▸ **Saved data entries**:
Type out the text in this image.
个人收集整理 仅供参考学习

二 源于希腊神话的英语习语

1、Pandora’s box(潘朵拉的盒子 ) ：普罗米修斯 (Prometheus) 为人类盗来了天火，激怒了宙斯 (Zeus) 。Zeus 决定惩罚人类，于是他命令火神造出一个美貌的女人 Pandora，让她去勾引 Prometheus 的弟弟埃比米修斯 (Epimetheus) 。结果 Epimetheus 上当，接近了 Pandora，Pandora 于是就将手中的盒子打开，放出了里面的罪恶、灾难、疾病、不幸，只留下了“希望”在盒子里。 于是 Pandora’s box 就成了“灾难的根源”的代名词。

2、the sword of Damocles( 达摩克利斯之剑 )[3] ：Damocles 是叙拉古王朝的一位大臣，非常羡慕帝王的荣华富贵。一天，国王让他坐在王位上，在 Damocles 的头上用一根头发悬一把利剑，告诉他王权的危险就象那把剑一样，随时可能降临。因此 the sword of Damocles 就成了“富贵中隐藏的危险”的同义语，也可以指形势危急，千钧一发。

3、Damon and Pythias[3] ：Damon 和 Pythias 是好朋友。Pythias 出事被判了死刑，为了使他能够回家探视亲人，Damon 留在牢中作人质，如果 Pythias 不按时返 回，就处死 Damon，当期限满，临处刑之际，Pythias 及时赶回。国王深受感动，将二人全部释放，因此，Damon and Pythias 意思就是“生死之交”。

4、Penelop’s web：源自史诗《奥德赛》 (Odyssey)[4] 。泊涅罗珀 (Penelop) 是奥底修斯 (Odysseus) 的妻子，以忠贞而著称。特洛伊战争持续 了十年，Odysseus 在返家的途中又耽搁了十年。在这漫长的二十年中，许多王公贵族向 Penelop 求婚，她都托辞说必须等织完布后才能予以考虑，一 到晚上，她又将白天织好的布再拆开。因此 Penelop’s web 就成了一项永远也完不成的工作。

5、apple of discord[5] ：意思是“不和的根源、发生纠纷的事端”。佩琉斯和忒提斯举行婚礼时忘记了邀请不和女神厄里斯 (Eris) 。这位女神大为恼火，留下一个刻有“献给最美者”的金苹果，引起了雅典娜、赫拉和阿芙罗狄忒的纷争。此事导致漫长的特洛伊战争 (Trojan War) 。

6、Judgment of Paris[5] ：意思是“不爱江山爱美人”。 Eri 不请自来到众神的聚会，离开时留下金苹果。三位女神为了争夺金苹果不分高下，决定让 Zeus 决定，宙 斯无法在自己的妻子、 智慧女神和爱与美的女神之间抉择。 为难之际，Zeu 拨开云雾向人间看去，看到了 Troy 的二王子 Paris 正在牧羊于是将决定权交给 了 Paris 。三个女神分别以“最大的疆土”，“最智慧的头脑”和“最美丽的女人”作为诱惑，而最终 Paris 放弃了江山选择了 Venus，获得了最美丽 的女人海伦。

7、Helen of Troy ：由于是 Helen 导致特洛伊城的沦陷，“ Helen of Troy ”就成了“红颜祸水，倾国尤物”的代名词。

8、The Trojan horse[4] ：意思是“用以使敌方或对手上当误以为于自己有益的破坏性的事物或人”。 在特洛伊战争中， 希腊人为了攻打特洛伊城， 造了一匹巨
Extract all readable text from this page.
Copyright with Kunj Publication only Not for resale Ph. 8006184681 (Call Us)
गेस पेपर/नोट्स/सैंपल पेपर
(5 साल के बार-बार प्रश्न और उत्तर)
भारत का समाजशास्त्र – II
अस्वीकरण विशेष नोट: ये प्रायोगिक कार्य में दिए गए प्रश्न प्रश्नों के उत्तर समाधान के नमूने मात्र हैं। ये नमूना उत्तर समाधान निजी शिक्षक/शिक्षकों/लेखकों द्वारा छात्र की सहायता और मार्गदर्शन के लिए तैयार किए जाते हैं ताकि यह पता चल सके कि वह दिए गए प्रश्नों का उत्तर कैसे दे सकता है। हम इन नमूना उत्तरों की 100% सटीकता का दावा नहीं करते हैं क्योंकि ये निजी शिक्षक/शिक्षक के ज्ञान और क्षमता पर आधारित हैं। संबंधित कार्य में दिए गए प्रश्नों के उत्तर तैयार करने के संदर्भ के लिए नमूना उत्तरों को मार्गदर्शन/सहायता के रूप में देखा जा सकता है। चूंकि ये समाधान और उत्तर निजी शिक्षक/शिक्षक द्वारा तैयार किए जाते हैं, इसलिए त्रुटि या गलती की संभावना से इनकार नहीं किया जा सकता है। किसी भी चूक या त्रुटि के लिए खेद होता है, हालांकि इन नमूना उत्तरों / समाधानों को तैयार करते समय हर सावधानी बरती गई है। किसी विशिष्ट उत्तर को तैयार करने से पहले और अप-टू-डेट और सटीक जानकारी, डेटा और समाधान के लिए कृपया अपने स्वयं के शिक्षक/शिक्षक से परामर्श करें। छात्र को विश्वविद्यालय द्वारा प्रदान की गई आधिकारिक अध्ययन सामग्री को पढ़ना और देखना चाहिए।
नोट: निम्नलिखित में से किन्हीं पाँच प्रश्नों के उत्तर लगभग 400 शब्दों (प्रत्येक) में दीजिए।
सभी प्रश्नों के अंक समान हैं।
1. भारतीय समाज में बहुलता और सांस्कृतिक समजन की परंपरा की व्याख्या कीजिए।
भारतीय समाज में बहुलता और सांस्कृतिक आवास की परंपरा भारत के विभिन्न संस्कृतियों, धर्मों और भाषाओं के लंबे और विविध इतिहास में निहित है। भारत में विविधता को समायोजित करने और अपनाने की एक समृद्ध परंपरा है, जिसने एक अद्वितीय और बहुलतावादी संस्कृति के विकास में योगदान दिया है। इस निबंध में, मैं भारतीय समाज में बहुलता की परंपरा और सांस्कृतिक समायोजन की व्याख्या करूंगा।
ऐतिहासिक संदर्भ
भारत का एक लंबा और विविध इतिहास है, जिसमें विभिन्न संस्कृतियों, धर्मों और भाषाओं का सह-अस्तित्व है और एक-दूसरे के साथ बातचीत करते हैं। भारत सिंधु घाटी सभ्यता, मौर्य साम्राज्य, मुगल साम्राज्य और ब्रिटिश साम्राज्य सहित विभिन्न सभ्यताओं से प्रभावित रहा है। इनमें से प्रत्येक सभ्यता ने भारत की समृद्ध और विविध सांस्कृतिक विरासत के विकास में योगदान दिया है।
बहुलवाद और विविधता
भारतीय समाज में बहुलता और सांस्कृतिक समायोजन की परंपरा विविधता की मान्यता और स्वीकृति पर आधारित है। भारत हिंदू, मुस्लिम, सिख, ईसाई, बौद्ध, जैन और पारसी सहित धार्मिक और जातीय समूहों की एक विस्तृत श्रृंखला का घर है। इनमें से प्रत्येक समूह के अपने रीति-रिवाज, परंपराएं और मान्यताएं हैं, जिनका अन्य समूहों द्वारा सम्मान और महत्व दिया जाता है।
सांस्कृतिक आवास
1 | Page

▸ **What needs to be done**:
Say how many lines above hold the word "text", giving only the count.

▸ **Worked solution**:
2